### RECORD LIST
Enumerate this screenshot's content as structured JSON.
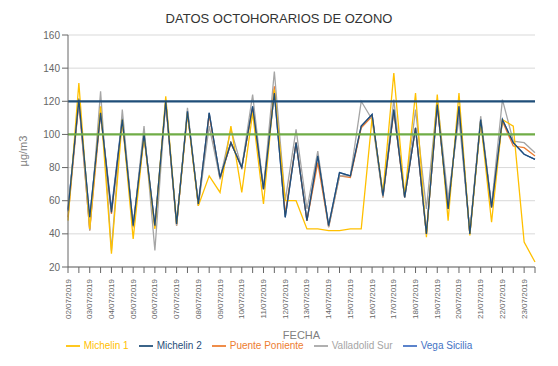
{
  "chart_data": {
    "type": "line",
    "title": "DATOS OCTOHORARIOS DE OZONO",
    "x_label": "FECHA",
    "y_label": "µg/m3",
    "categories": [
      "02/07/2019",
      null,
      "03/07/2019",
      null,
      "04/07/2019",
      null,
      "05/07/2019",
      null,
      "06/07/2019",
      null,
      "07/07/2019",
      null,
      "08/07/2019",
      null,
      "09/07/2019",
      null,
      "10/07/2019",
      null,
      "11/07/2019",
      null,
      "12/07/2019",
      null,
      "13/07/2019",
      null,
      "14/07/2019",
      null,
      "15/07/2019",
      null,
      "16/07/2019",
      null,
      "17/07/2019",
      null,
      "18/07/2019",
      null,
      "19/07/2019",
      null,
      "20/07/2019",
      null,
      "21/07/2019",
      null,
      "22/07/2019",
      null,
      "23/07/2019",
      null
    ],
    "series": [
      {
        "name": "Vega Sicilia",
        "color": "#4472C4",
        "values": [
          55,
          120,
          50,
          113,
          55,
          110,
          45,
          100,
          45,
          120,
          46,
          114,
          58,
          113,
          74,
          95,
          80,
          117,
          67,
          125,
          50,
          95,
          48,
          87,
          45,
          77,
          75,
          105,
          112,
          63,
          115,
          62,
          104,
          40,
          118,
          55,
          117,
          40,
          109,
          56,
          109,
          95,
          88,
          85
        ]
      },
      {
        "name": "Puente Poniente",
        "color": "#ED7D31",
        "values": [
          50,
          120,
          42,
          113,
          52,
          108,
          44,
          99,
          44,
          119,
          45,
          113,
          57,
          112,
          73,
          95,
          80,
          116,
          67,
          129,
          52,
          95,
          48,
          83,
          44,
          75,
          74,
          104,
          111,
          62,
          114,
          62,
          104,
          40,
          117,
          55,
          117,
          40,
          108,
          56,
          108,
          93,
          92,
          87
        ]
      },
      {
        "name": "Valladolid Sur",
        "color": "#A5A5A5",
        "values": [
          53,
          122,
          42,
          126,
          30,
          115,
          44,
          105,
          30,
          121,
          45,
          116,
          57,
          105,
          73,
          103,
          80,
          124,
          67,
          138,
          60,
          103,
          55,
          90,
          44,
          75,
          75,
          120,
          109,
          62,
          121,
          62,
          115,
          55,
          121,
          61,
          110,
          41,
          111,
          57,
          121,
          96,
          95,
          89
        ]
      },
      {
        "name": "Michelin 1",
        "color": "#FFC000",
        "values": [
          48,
          131,
          43,
          117,
          28,
          109,
          37,
          99,
          43,
          123,
          46,
          113,
          57,
          75,
          65,
          105,
          65,
          113,
          58,
          127,
          60,
          60,
          43,
          43,
          42,
          42,
          43,
          43,
          110,
          65,
          137,
          63,
          125,
          38,
          124,
          48,
          125,
          39,
          108,
          47,
          109,
          105,
          35,
          23
        ]
      },
      {
        "name": "Michelin 2",
        "color": "#1F4E79",
        "values": [
          54,
          121,
          50,
          113,
          53,
          109,
          45,
          100,
          45,
          120,
          46,
          114,
          58,
          113,
          74,
          95,
          80,
          117,
          67,
          125,
          50,
          95,
          48,
          87,
          45,
          77,
          75,
          105,
          112,
          63,
          115,
          62,
          104,
          40,
          118,
          55,
          117,
          40,
          109,
          56,
          109,
          95,
          88,
          85
        ]
      }
    ],
    "hlines": [
      {
        "value": 120,
        "color": "#1F4E79"
      },
      {
        "value": 100,
        "color": "#70AD47"
      }
    ],
    "ylim": [
      20,
      160
    ],
    "yticks": [
      20,
      40,
      60,
      80,
      100,
      120,
      140,
      160
    ],
    "grid": true,
    "legend": "bottom"
  }
}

### EXERCISE DETAILS
Skip the pictures and transcribe the rest of the records exactly.

### SOLUTION FOR THIS EXERCISE
Enumerate this screenshot's content as structured JSON.
{
  "chart_data": {
    "type": "line",
    "title": "DATOS OCTOHORARIOS DE OZONO",
    "x_label": "FECHA",
    "y_label": "µg/m3",
    "categories": [
      "02/07/2019",
      null,
      "03/07/2019",
      null,
      "04/07/2019",
      null,
      "05/07/2019",
      null,
      "06/07/2019",
      null,
      "07/07/2019",
      null,
      "08/07/2019",
      null,
      "09/07/2019",
      null,
      "10/07/2019",
      null,
      "11/07/2019",
      null,
      "12/07/2019",
      null,
      "13/07/2019",
      null,
      "14/07/2019",
      null,
      "15/07/2019",
      null,
      "16/07/2019",
      null,
      "17/07/2019",
      null,
      "18/07/2019",
      null,
      "19/07/2019",
      null,
      "20/07/2019",
      null,
      "21/07/2019",
      null,
      "22/07/2019",
      null,
      "23/07/2019",
      null
    ],
    "series": [
      {
        "name": "Vega Sicilia",
        "color": "#4472C4",
        "values": [
          55,
          120,
          50,
          113,
          55,
          110,
          45,
          100,
          45,
          120,
          46,
          114,
          58,
          113,
          74,
          95,
          80,
          117,
          67,
          125,
          50,
          95,
          48,
          87,
          45,
          77,
          75,
          105,
          112,
          63,
          115,
          62,
          104,
          40,
          118,
          55,
          117,
          40,
          109,
          56,
          109,
          95,
          88,
          85
        ]
      },
      {
        "name": "Puente Poniente",
        "color": "#ED7D31",
        "values": [
          50,
          120,
          42,
          113,
          52,
          108,
          44,
          99,
          44,
          119,
          45,
          113,
          57,
          112,
          73,
          95,
          80,
          116,
          67,
          129,
          52,
          95,
          48,
          83,
          44,
          75,
          74,
          104,
          111,
          62,
          114,
          62,
          104,
          40,
          117,
          55,
          117,
          40,
          108,
          56,
          108,
          93,
          92,
          87
        ]
      },
      {
        "name": "Valladolid Sur",
        "color": "#A5A5A5",
        "values": [
          53,
          122,
          42,
          126,
          30,
          115,
          44,
          105,
          30,
          121,
          45,
          116,
          57,
          105,
          73,
          103,
          80,
          124,
          67,
          138,
          60,
          103,
          55,
          90,
          44,
          75,
          75,
          120,
          109,
          62,
          121,
          62,
          115,
          55,
          121,
          61,
          110,
          41,
          111,
          57,
          121,
          96,
          95,
          89
        ]
      },
      {
        "name": "Michelin 1",
        "color": "#FFC000",
        "values": [
          48,
          131,
          43,
          117,
          28,
          109,
          37,
          99,
          43,
          123,
          46,
          113,
          57,
          75,
          65,
          105,
          65,
          113,
          58,
          127,
          60,
          60,
          43,
          43,
          42,
          42,
          43,
          43,
          110,
          65,
          137,
          63,
          125,
          38,
          124,
          48,
          125,
          39,
          108,
          47,
          109,
          105,
          35,
          23
        ]
      },
      {
        "name": "Michelin 2",
        "color": "#1F4E79",
        "values": [
          54,
          121,
          50,
          113,
          53,
          109,
          45,
          100,
          45,
          120,
          46,
          114,
          58,
          113,
          74,
          95,
          80,
          117,
          67,
          125,
          50,
          95,
          48,
          87,
          45,
          77,
          75,
          105,
          112,
          63,
          115,
          62,
          104,
          40,
          118,
          55,
          117,
          40,
          109,
          56,
          109,
          95,
          88,
          85
        ]
      }
    ],
    "hlines": [
      {
        "value": 120,
        "color": "#1F4E79"
      },
      {
        "value": 100,
        "color": "#70AD47"
      }
    ],
    "ylim": [
      20,
      160
    ],
    "yticks": [
      20,
      40,
      60,
      80,
      100,
      120,
      140,
      160
    ],
    "grid": true,
    "legend": "bottom"
  }
}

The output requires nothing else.